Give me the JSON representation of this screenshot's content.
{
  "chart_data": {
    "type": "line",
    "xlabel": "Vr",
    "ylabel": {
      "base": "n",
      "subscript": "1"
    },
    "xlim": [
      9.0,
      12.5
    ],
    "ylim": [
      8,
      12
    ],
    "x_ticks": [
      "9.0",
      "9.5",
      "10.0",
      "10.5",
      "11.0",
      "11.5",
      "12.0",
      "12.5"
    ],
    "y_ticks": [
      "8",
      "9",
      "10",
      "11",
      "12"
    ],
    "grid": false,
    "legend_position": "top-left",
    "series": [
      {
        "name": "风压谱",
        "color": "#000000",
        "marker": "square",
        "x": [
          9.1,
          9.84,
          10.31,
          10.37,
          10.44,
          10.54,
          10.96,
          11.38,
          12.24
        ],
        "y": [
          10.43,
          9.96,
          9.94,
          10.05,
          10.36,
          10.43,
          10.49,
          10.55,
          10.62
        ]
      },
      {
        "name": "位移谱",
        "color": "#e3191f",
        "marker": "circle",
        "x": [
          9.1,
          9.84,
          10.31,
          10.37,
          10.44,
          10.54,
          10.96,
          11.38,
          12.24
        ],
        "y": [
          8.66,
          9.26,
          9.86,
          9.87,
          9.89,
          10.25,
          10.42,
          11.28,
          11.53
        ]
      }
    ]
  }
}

______

- _What the task asks_: Repeat the data exactly. Leave nothing out.

- _The answer_:
Give me the JSON representation of this screenshot's content.
{
  "chart_data": {
    "type": "line",
    "xlabel": "Vr",
    "ylabel": {
      "base": "n",
      "subscript": "1"
    },
    "xlim": [
      9.0,
      12.5
    ],
    "ylim": [
      8,
      12
    ],
    "x_ticks": [
      "9.0",
      "9.5",
      "10.0",
      "10.5",
      "11.0",
      "11.5",
      "12.0",
      "12.5"
    ],
    "y_ticks": [
      "8",
      "9",
      "10",
      "11",
      "12"
    ],
    "grid": false,
    "legend_position": "top-left",
    "series": [
      {
        "name": "风压谱",
        "color": "#000000",
        "marker": "square",
        "x": [
          9.1,
          9.84,
          10.31,
          10.37,
          10.44,
          10.54,
          10.96,
          11.38,
          12.24
        ],
        "y": [
          10.43,
          9.96,
          9.94,
          10.05,
          10.36,
          10.43,
          10.49,
          10.55,
          10.62
        ]
      },
      {
        "name": "位移谱",
        "color": "#e3191f",
        "marker": "circle",
        "x": [
          9.1,
          9.84,
          10.31,
          10.37,
          10.44,
          10.54,
          10.96,
          11.38,
          12.24
        ],
        "y": [
          8.66,
          9.26,
          9.86,
          9.87,
          9.89,
          10.25,
          10.42,
          11.28,
          11.53
        ]
      }
    ]
  }
}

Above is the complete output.